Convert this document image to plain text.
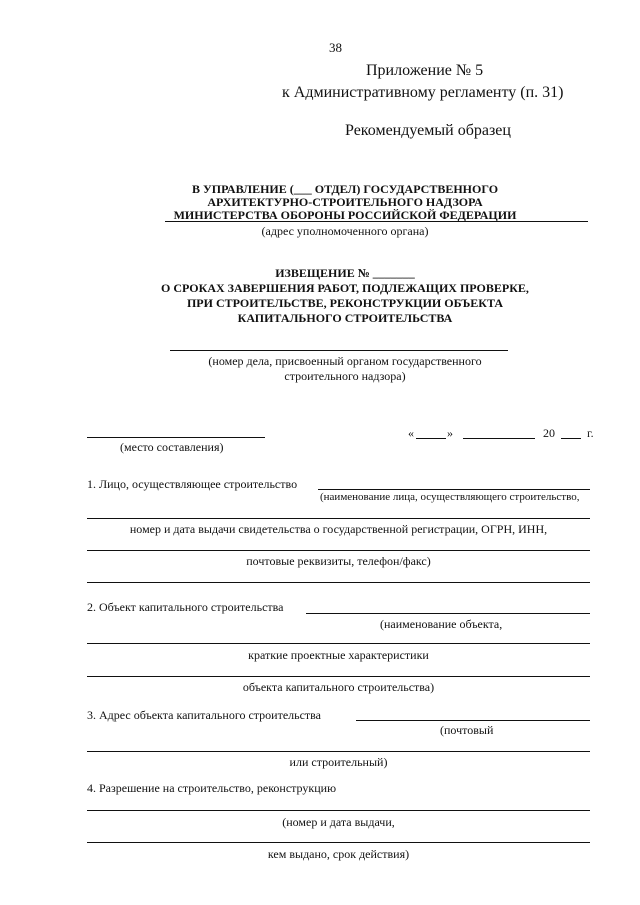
38
Приложение № 5
к Административному регламенту (п. 31)
Рекомендуемый образец
В УПРАВЛЕНИЕ (___ ОТДЕЛ) ГОСУДАРСТВЕННОГО
АРХИТЕКТУРНО-СТРОИТЕЛЬНОГО НАДЗОРА
МИНИСТЕРСТВА ОБОРОНЫ РОССИЙСКОЙ ФЕДЕРАЦИИ
(адрес уполномоченного органа)
ИЗВЕЩЕНИЕ № _______
О СРОКАХ ЗАВЕРШЕНИЯ РАБОТ, ПОДЛЕЖАЩИХ ПРОВЕРКЕ,
ПРИ СТРОИТЕЛЬСТВЕ, РЕКОНСТРУКЦИИ ОБЪЕКТА
КАПИТАЛЬНОГО СТРОИТЕЛЬСТВА
(номер дела, присвоенный органом государственного
строительного надзора)
(место составления)
«	»	20	г.
1. Лицо, осуществляющее строительство
(наименование лица, осуществляющего строительство,
номер и дата выдачи свидетельства о государственной регистрации, ОГРН, ИНН,
почтовые реквизиты, телефон/факс)
2. Объект капитального строительства
(наименование объекта,
краткие проектные характеристики
объекта капитального строительства)
3. Адрес объекта капитального строительства
(почтовый
или строительный)
4. Разрешение на строительство, реконструкцию
(номер и дата выдачи,
кем выдано, срок действия)
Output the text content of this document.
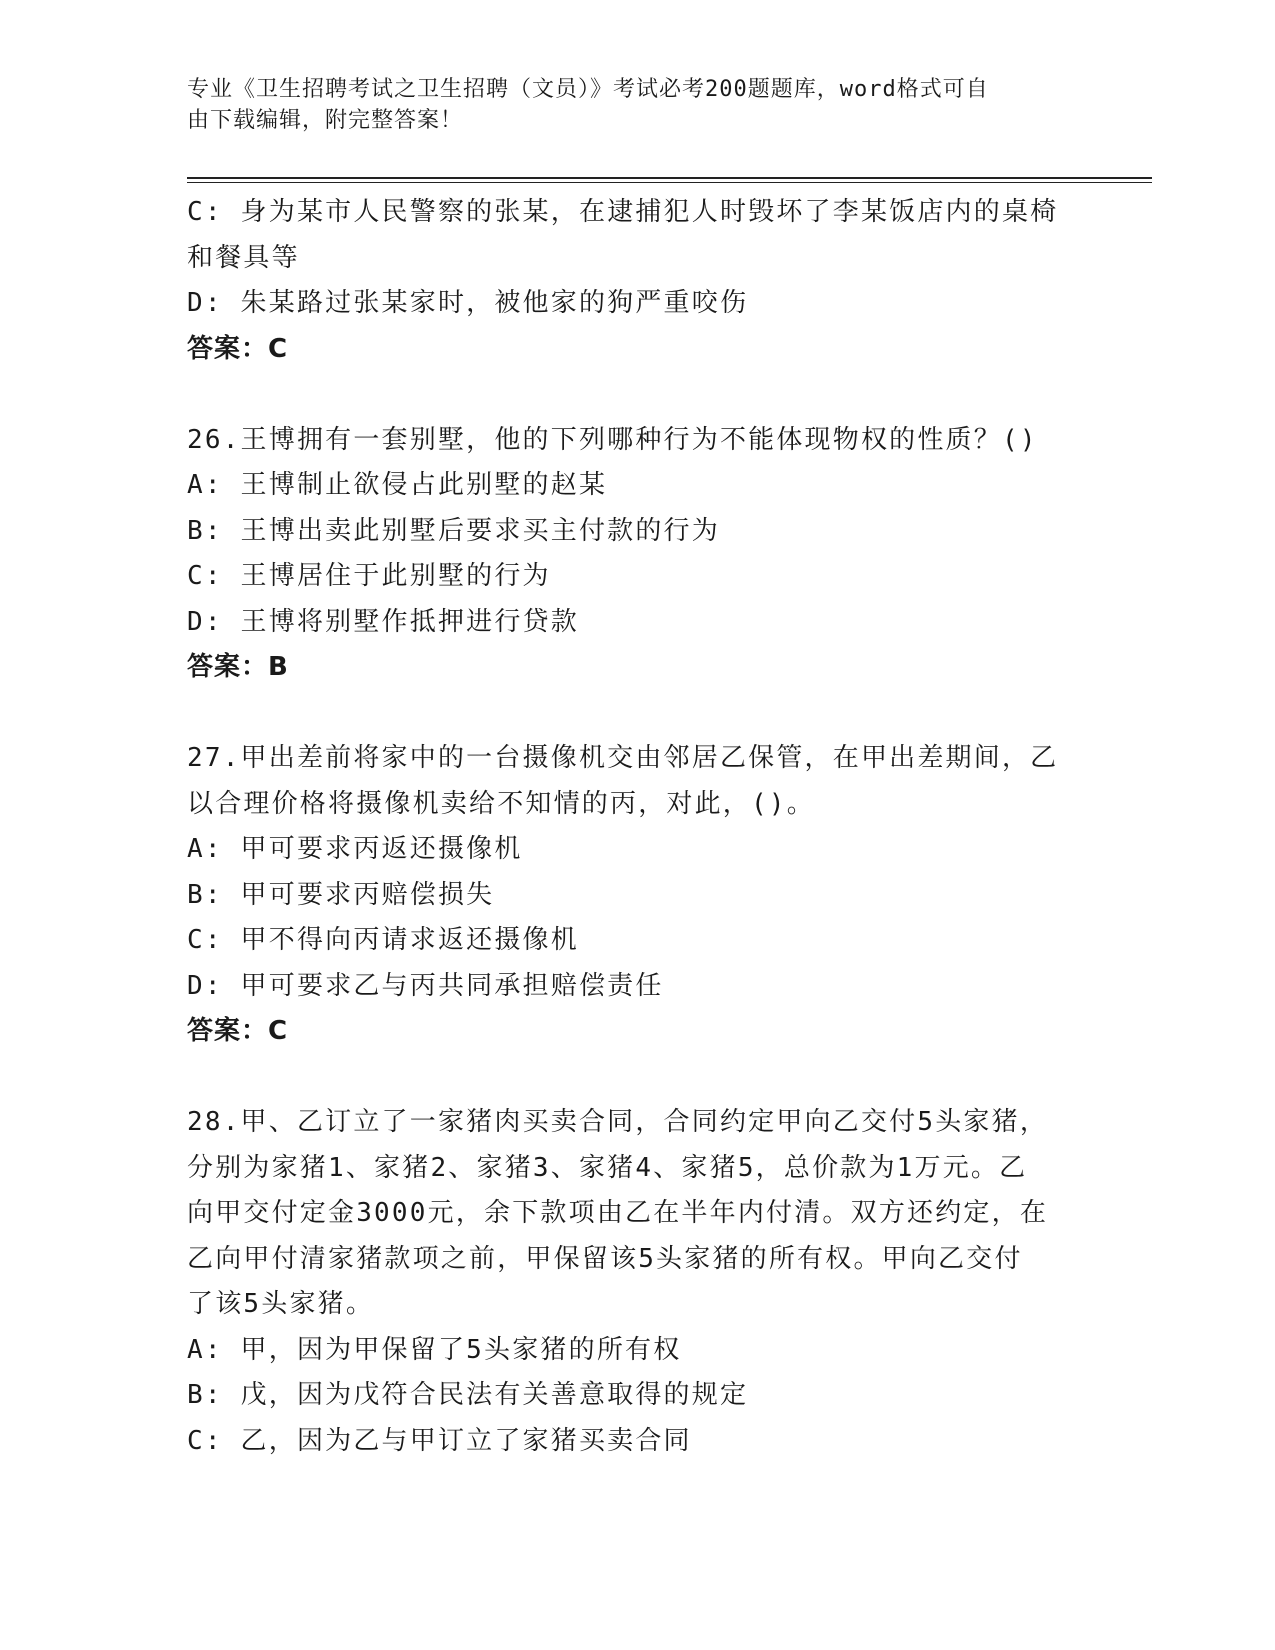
专业《卫生招聘考试之卫生招聘（文员）》考试必考200题题库，word格式可自
由下载编辑，附完整答案！
C: 身为某市人民警察的张某，在逮捕犯人时毁坏了李某饭店内的桌椅
和餐具等
D: 朱某路过张某家时，被他家的狗严重咬伤
答案：C
26.王博拥有一套别墅，他的下列哪种行为不能体现物权的性质？()
A: 王博制止欲侵占此别墅的赵某
B: 王博出卖此别墅后要求买主付款的行为
C: 王博居住于此别墅的行为
D: 王博将别墅作抵押进行贷款
答案：B
27.甲出差前将家中的一台摄像机交由邻居乙保管，在甲出差期间，乙
以合理价格将摄像机卖给不知情的丙，对此，()。
A: 甲可要求丙返还摄像机
B: 甲可要求丙赔偿损失
C: 甲不得向丙请求返还摄像机
D: 甲可要求乙与丙共同承担赔偿责任
答案：C
28.甲、乙订立了一家猪肉买卖合同，合同约定甲向乙交付5头家猪，
分别为家猪1、家猪2、家猪3、家猪4、家猪5，总价款为1万元。乙
向甲交付定金3000元，余下款项由乙在半年内付清。双方还约定，在
乙向甲付清家猪款项之前，甲保留该5头家猪的所有权。甲向乙交付
了该5头家猪。
A: 甲，因为甲保留了5头家猪的所有权
B: 戊，因为戊符合民法有关善意取得的规定
C: 乙，因为乙与甲订立了家猪买卖合同
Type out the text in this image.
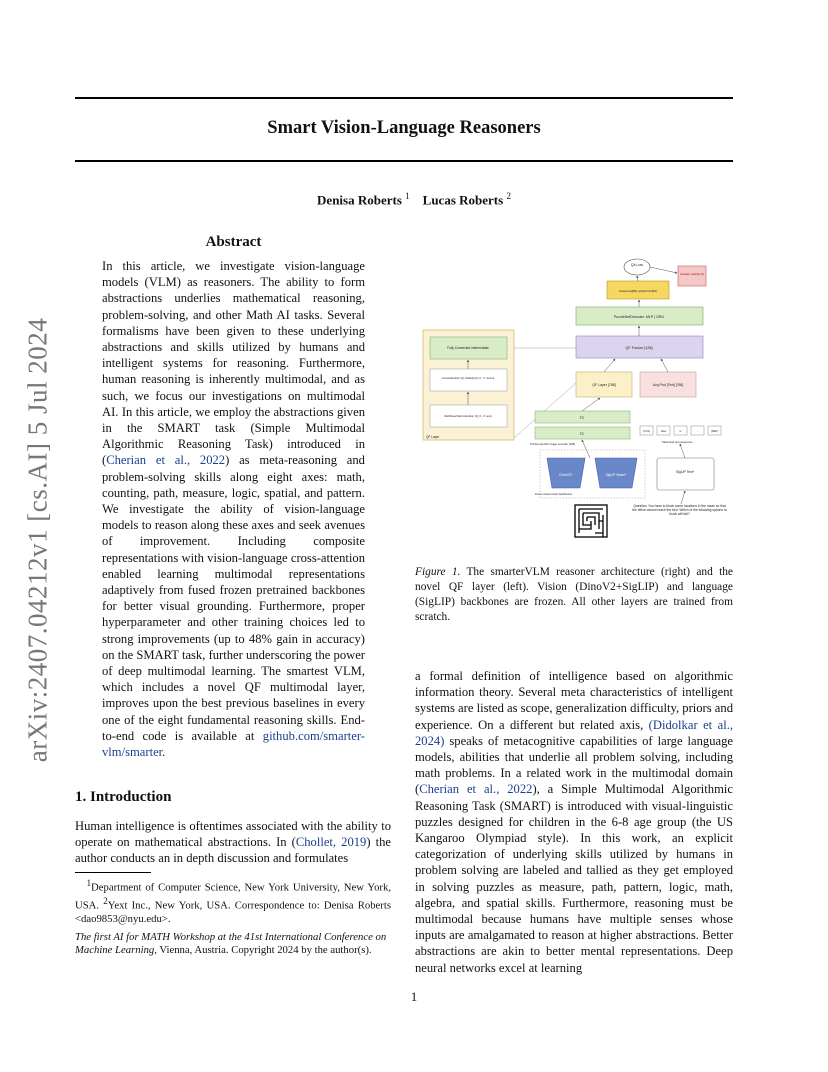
Smart Vision-Language Reasoners
Denisa Roberts $^1$ Lucas Roberts $^2$
arXiv:2407.04212v1 [cs.AI] 5 Jul 2024
Abstract
In this article, we investigate vision-language models (VLM) as reasoners. The ability to form abstractions underlies mathematical reasoning, problem-solving, and other Math AI tasks. Several formalisms have been given to these underlying abstractions and skills utilized by humans and intelligent systems for reasoning. Furthermore, human reasoning is inherently multimodal, and as such, we focus our investigations on multimodal AI. In this article, we employ the abstractions given in the SMART task (Simple Multimodal Algorithmic Reasoning Task) introduced in (Cherian et al., 2022) as meta-reasoning and problem-solving skills along eight axes: math, counting, path, measure, logic, spatial, and pattern. We investigate the ability of vision-language models to reason along these axes and seek avenues of improvement. Including composite representations with vision-language cross-attention enabled learning multimodal representations adaptively from fused frozen pretrained backbones for better visual grounding. Furthermore, proper hyperparameter and other training choices led to strong improvements (up to 48% gain in accuracy) on the SMART task, further underscoring the power of deep multimodal learning. The smartest VLM, which includes a novel QF multimodal layer, improves upon the best previous baselines in every one of the eight fundamental reasoning skills. End-to-end code is available at github.com/smarter-vlm/smarter.
1. Introduction
Human intelligence is oftentimes associated with the ability to operate on mathematical abstractions. In (Chollet, 2019) the author conducts an in depth discussion and formulates
$^1$Department of Computer Science, New York University, New York, USA. $^2$Yext Inc., New York, USA. Correspondence to: Denisa Roberts <dao9853@nyu.edu>.
The first AI for MATH Workshop at the 41st International Conference on Machine Learning, Vienna, Austria. Copyright 2024 by the author(s).
1
QA Loss
Answer (option-5)
Answer(a[B]x+[C]xFC/GRU)
PuzzleNetDecoder: MLP | GRU
QF Fusion [128]
QF Layer [768]	Avg Pool [Text] [768]
Fully Connected Intermediate
CrossAttention (Q: MHA(text); K, V: vision)
Multihead Self-Attention (Q, K, V: text)
QF Layer
FC
FC
Puzzle-specific image encoder [128]
[CLS]	How	is	...	[SEP]
Tokenized text sequence
DinoV2*	SigLIP Vision*
Frozen fused vision backbones
SigLIP Text*
Question: You have to block some locations in the maze so that the feline cannot reach the bird. Which of the following options to block will fail?
Figure 1. The smarterVLM reasoner architecture (right) and the novel QF layer (left). Vision (DinoV2+SigLIP) and language (SigLIP) backbones are frozen. All other layers are trained from scratch.
a formal definition of intelligence based on algorithmic information theory. Several meta characteristics of intelligent systems are listed as scope, generalization difficulty, priors and experience. On a different but related axis, (Didolkar et al., 2024) speaks of metacognitive capabilities of large language models, abilities that underlie all problem solving, including math problems. In a related work in the multimodal domain (Cherian et al., 2022), a Simple Multimodal Algorithmic Reasoning Task (SMART) is introduced with visual-linguistic puzzles designed for children in the 6-8 age group (the US Kangaroo Olympiad style). In this work, an explicit categorization of underlying skills utilized by humans in problem solving are labeled and tallied as they get employed in solving puzzles as measure, path, pattern, logic, math, algebra, and spatial skills. Furthermore, reasoning must be multimodal because humans have multiple senses whose inputs are amalgamated to reason at higher abstractions. Better abstractions are akin to better mental representations. Deep neural networks excel at learning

What is required:
In the entries above, find each line with the word "Denisa" and show it.

Exercise output:
Denisa Roberts $^1$ Lucas Roberts $^2$
$^1$Department of Computer Science, New York University, New York, USA. $^2$Yext Inc., New York, USA. Correspondence to: Denisa Roberts <dao9853@nyu.edu>.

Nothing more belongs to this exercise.